Leave the pictures out and transcribe every record exactly.

————

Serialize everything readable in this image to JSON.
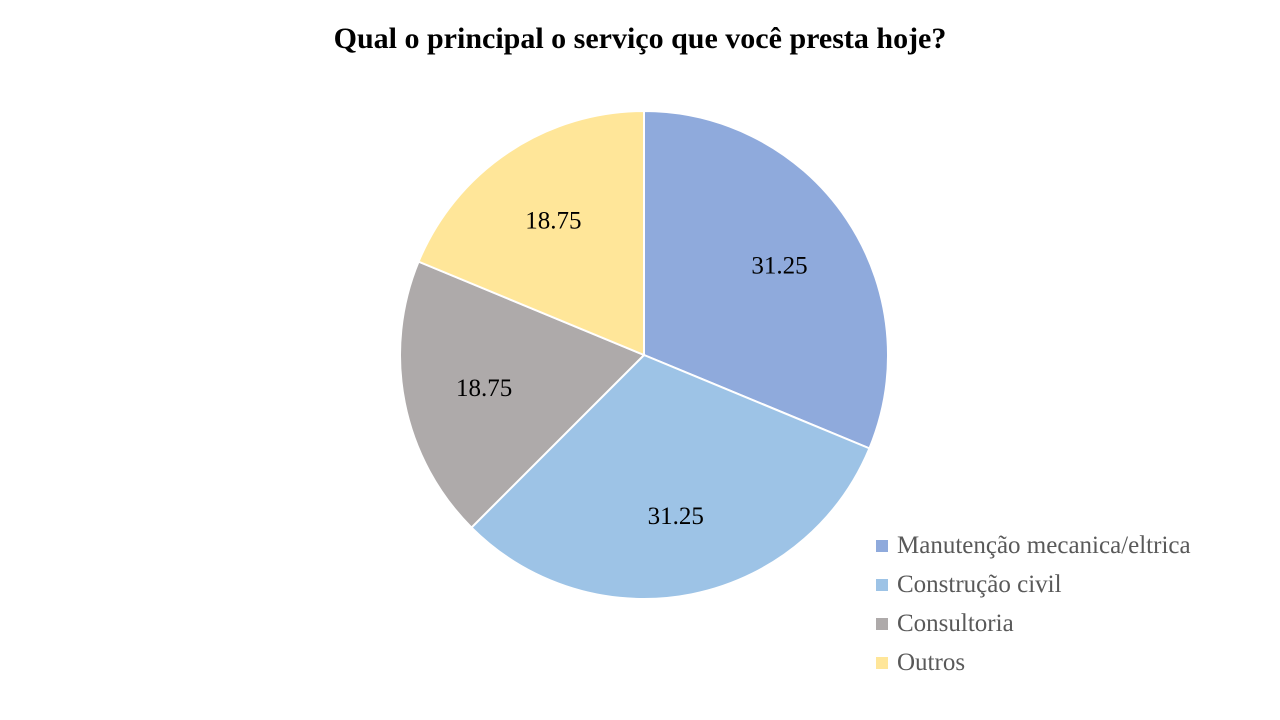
{
  "chart_data": {
    "type": "pie",
    "title": "Qual o principal o serviço que você presta hoje?",
    "categories": [
      "Manutenção mecanica/eltrica",
      "Construção civil",
      "Consultoria",
      "Outros"
    ],
    "values": [
      31.25,
      31.25,
      18.75,
      18.75
    ],
    "data_labels": [
      "31.25",
      "31.25",
      "18.75",
      "18.75"
    ],
    "colors": [
      "#8FAADC",
      "#9DC3E6",
      "#AEAAAA",
      "#FFE699"
    ],
    "legend_position": "bottom-right",
    "start_angle": "12 o'clock",
    "direction": "clockwise"
  }
}
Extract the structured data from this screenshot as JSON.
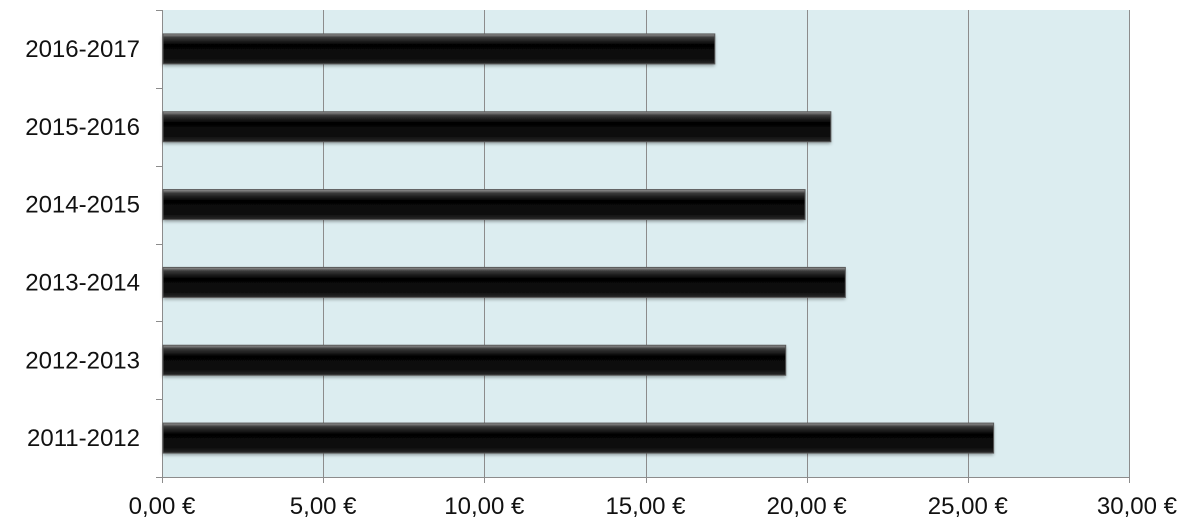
{
  "chart_data": {
    "type": "bar",
    "orientation": "horizontal",
    "title": "",
    "xlabel": "",
    "ylabel": "",
    "categories": [
      "2011-2012",
      "2012-2013",
      "2013-2014",
      "2014-2015",
      "2015-2016",
      "2016-2017"
    ],
    "values": [
      25.8,
      19.35,
      21.2,
      19.95,
      20.75,
      17.15
    ],
    "xlim": [
      0,
      30
    ],
    "x_ticks": [
      0,
      5,
      10,
      15,
      20,
      25,
      30
    ],
    "x_tick_labels": [
      "0,00 €",
      "5,00 €",
      "10,00 €",
      "15,00 €",
      "20,00 €",
      "25,00 €",
      "30,00 €"
    ],
    "grid": "vertical",
    "legend": "none",
    "colors": {
      "plot_background": "#dcedf0",
      "bar": "#0c0c0c",
      "bar_highlight": "#8a8a8a",
      "grid": "#8c8c8c",
      "axis": "#8c8c8c"
    }
  }
}
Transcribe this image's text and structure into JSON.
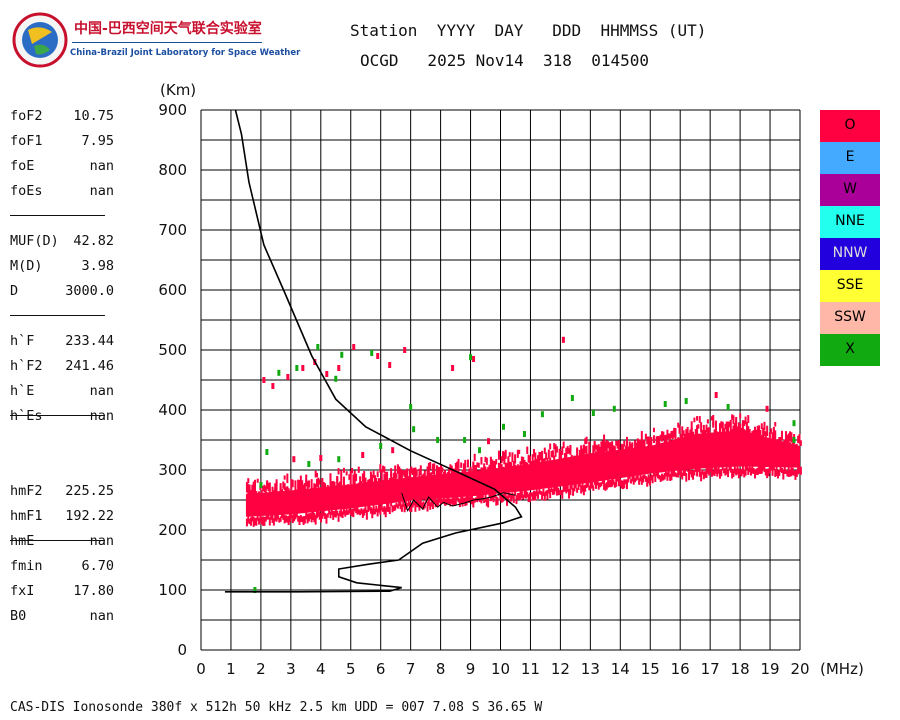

————

Finished answer >>
Serialize everything readable in this image to JSON.
{
  "chart_data": {
    "type": "pie",
    "title": "Qual o principal o serviço que você presta hoje?",
    "categories": [
      "Manutenção mecanica/eltrica",
      "Construção civil",
      "Consultoria",
      "Outros"
    ],
    "values": [
      31.25,
      31.25,
      18.75,
      18.75
    ],
    "data_labels": [
      "31.25",
      "31.25",
      "18.75",
      "18.75"
    ],
    "colors": [
      "#8FAADC",
      "#9DC3E6",
      "#AEAAAA",
      "#FFE699"
    ],
    "legend_position": "bottom-right",
    "start_angle": "12 o'clock",
    "direction": "clockwise"
  }
}
Extract the structured data from this screenshot as JSON.
{
  "chart_data": {
    "type": "bar",
    "orientation": "horizontal",
    "title": "",
    "xlabel": "",
    "ylabel": "",
    "categories": [
      "2011-2012",
      "2012-2013",
      "2013-2014",
      "2014-2015",
      "2015-2016",
      "2016-2017"
    ],
    "values": [
      25.8,
      19.35,
      21.2,
      19.95,
      20.75,
      17.15
    ],
    "xlim": [
      0,
      30
    ],
    "x_ticks": [
      0,
      5,
      10,
      15,
      20,
      25,
      30
    ],
    "x_tick_labels": [
      "0,00 €",
      "5,00 €",
      "10,00 €",
      "15,00 €",
      "20,00 €",
      "25,00 €",
      "30,00 €"
    ],
    "grid": "vertical",
    "legend": "none",
    "colors": {
      "plot_background": "#dcedf0",
      "bar": "#0c0c0c",
      "bar_highlight": "#8a8a8a",
      "grid": "#8c8c8c",
      "axis": "#8c8c8c"
    }
  }
}
Transcribe this image's text and structure into JSON.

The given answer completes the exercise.